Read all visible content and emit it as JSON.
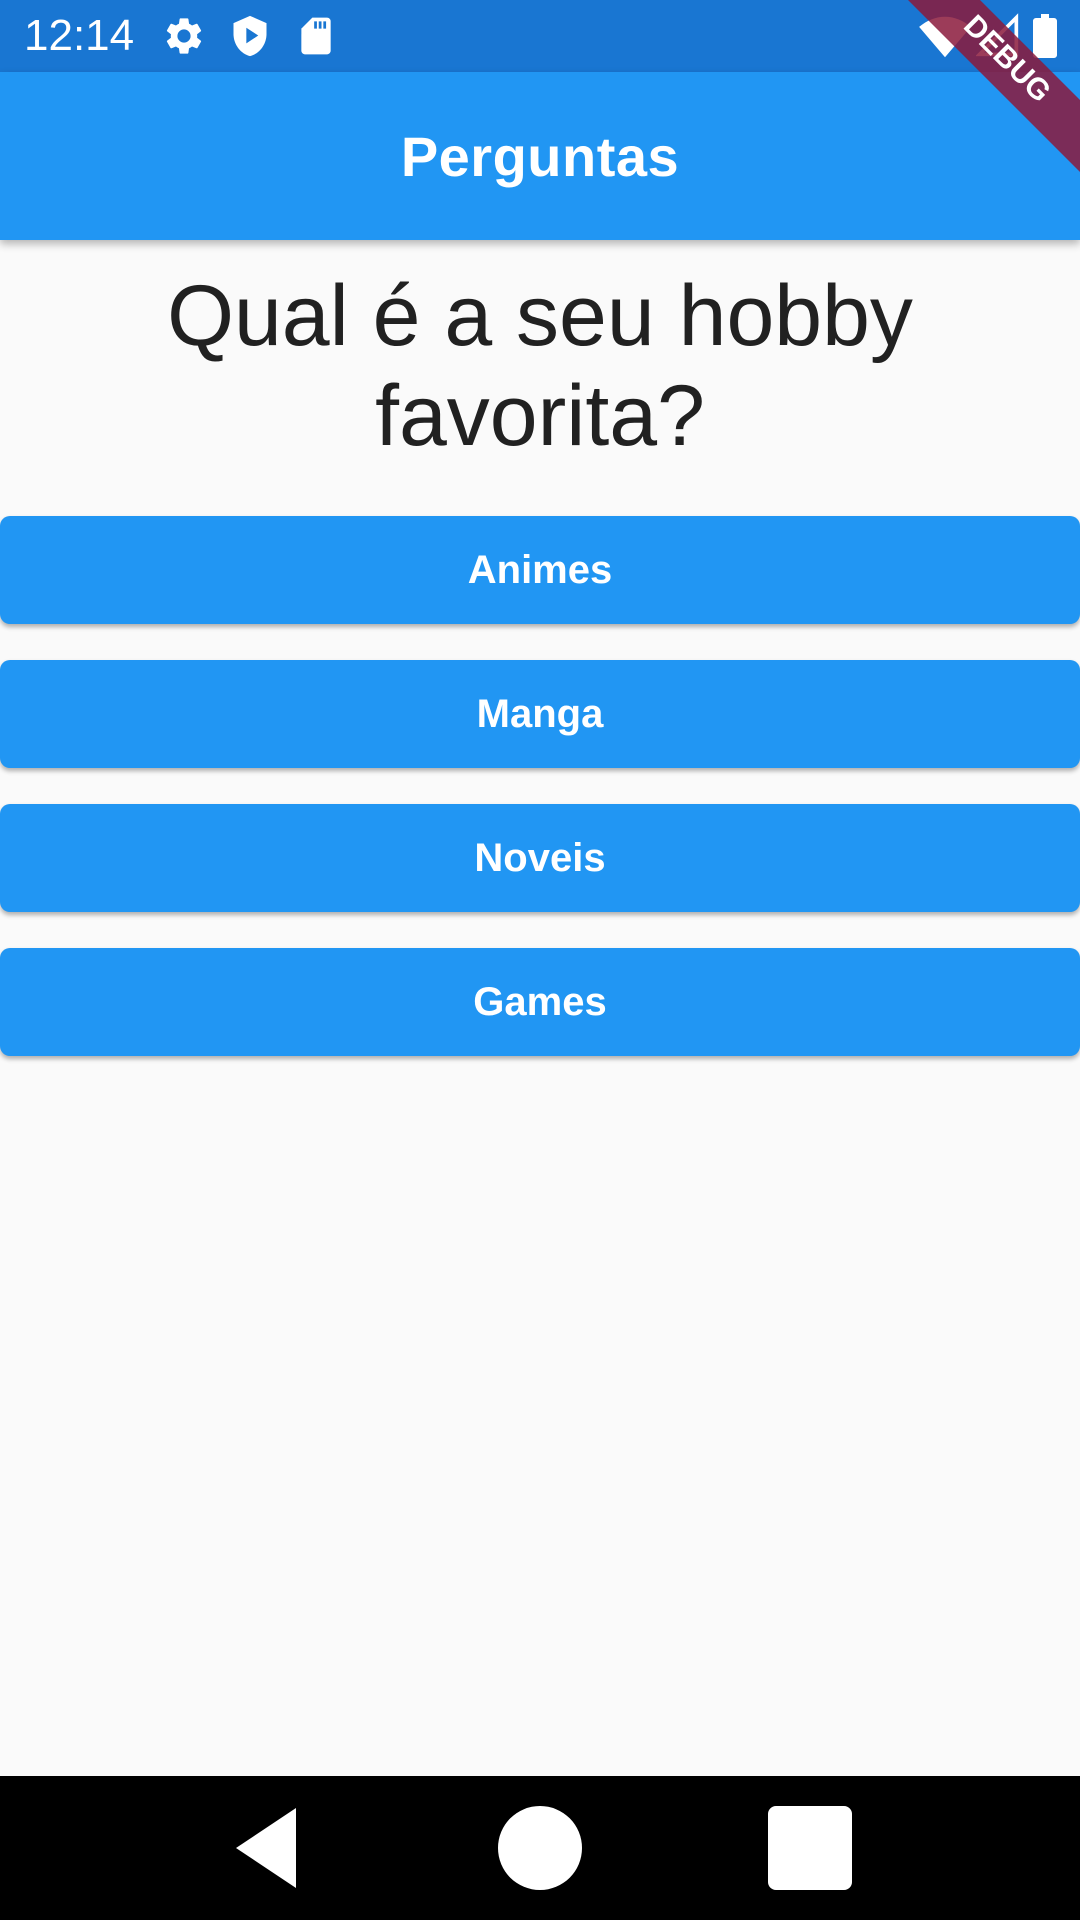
{
  "status_bar": {
    "time": "12:14",
    "left_icons": [
      "gear-icon",
      "shield-play-icon",
      "sd-card-icon"
    ],
    "right_icons": [
      "wifi-icon",
      "signal-icon",
      "battery-icon"
    ]
  },
  "app_bar": {
    "title": "Perguntas"
  },
  "question": {
    "text": "Qual é a seu hobby favorita?"
  },
  "answers": [
    {
      "label": "Animes"
    },
    {
      "label": "Manga"
    },
    {
      "label": "Noveis"
    },
    {
      "label": "Games"
    }
  ],
  "debug_banner": {
    "label": "DEBUG"
  },
  "nav_bar": {
    "icons": [
      "back-icon",
      "home-icon",
      "recents-icon"
    ]
  },
  "colors": {
    "status_bar": "#1976d2",
    "primary": "#2196f3",
    "background": "#fafafa",
    "question_text": "#212121",
    "debug_banner": "#8b1a3c"
  }
}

=-=-=

> _Given exercise_: Write out each entry exactly as given, but skip the pictures.

> _Exercise response_:
Read all visible content and emit it as JSON.
{
  "status_bar": {
    "time": "12:14",
    "left_icons": [
      "gear-icon",
      "shield-play-icon",
      "sd-card-icon"
    ],
    "right_icons": [
      "wifi-icon",
      "signal-icon",
      "battery-icon"
    ]
  },
  "app_bar": {
    "title": "Perguntas"
  },
  "question": {
    "text": "Qual é a seu hobby favorita?"
  },
  "answers": [
    {
      "label": "Animes"
    },
    {
      "label": "Manga"
    },
    {
      "label": "Noveis"
    },
    {
      "label": "Games"
    }
  ],
  "debug_banner": {
    "label": "DEBUG"
  },
  "nav_bar": {
    "icons": [
      "back-icon",
      "home-icon",
      "recents-icon"
    ]
  },
  "colors": {
    "status_bar": "#1976d2",
    "primary": "#2196f3",
    "background": "#fafafa",
    "question_text": "#212121",
    "debug_banner": "#8b1a3c"
  }
}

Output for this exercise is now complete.